• [Material for the task]:
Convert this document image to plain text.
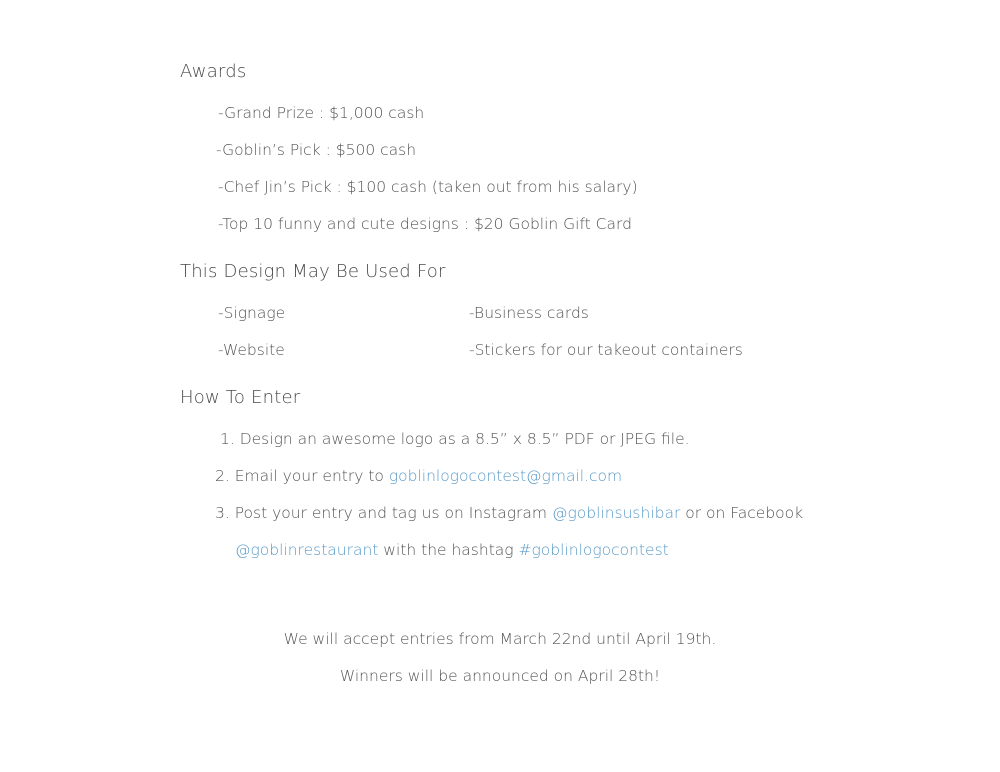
Awards
-Grand Prize : $1,000 cash
-Goblin’s Pick : $500 cash
-Chef Jin’s Pick : $100 cash (taken out from his salary)
-Top 10 funny and cute designs : $20 Goblin Gift Card
This Design May Be Used For
-Signage
-Website
-Business cards
-Stickers for our takeout containers
How To Enter
1. Design an awesome logo as a 8.5” x 8.5” PDF or JPEG file.
2. Email your entry to goblinlogocontest@gmail.com
3. Post your entry and tag us on Instagram @goblinsushibar or on Facebook
@goblinrestaurant with the hashtag #goblinlogocontest
We will accept entries from March 22nd until April 19th.
Winners will be announced on April 28th!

• [Directions]: Check each line above for the word "will" and copy the ones that have it.

• [Answer]:
We will accept entries from March 22nd until April 19th.
Winners will be announced on April 28th!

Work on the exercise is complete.